Task goal: Please determine how many lines of the material include the word "Überschrift", and respond with nothing but that number.

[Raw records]
• • •
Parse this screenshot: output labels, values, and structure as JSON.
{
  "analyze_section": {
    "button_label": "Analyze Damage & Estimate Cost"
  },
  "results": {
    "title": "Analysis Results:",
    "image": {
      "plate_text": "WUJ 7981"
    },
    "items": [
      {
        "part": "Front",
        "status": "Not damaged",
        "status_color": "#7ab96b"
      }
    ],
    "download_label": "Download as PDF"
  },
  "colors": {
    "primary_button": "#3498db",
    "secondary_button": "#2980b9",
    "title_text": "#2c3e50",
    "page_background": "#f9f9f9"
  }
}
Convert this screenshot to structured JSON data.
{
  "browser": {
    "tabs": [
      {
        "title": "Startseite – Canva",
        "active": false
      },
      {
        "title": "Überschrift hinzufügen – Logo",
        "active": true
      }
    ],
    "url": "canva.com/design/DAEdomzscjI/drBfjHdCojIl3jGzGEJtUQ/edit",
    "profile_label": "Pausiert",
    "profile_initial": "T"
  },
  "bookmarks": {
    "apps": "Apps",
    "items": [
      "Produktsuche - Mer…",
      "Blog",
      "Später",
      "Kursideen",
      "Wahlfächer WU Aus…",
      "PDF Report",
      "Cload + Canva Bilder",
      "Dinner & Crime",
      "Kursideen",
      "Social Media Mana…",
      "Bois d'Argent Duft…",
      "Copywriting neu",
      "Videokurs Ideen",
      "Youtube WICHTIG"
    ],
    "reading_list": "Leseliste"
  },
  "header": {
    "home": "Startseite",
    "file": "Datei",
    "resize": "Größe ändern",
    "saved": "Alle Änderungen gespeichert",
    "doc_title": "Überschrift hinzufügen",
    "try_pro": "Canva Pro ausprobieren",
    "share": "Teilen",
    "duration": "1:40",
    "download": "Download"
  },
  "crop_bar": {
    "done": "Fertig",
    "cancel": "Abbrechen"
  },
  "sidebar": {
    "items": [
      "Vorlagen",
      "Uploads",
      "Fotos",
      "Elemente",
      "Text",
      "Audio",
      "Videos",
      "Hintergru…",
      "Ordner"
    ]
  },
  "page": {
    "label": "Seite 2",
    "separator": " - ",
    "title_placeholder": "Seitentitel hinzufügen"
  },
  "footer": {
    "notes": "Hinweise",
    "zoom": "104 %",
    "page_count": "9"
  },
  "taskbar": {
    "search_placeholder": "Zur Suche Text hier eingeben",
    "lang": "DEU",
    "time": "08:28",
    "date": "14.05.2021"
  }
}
• • •
Finished exercise: 2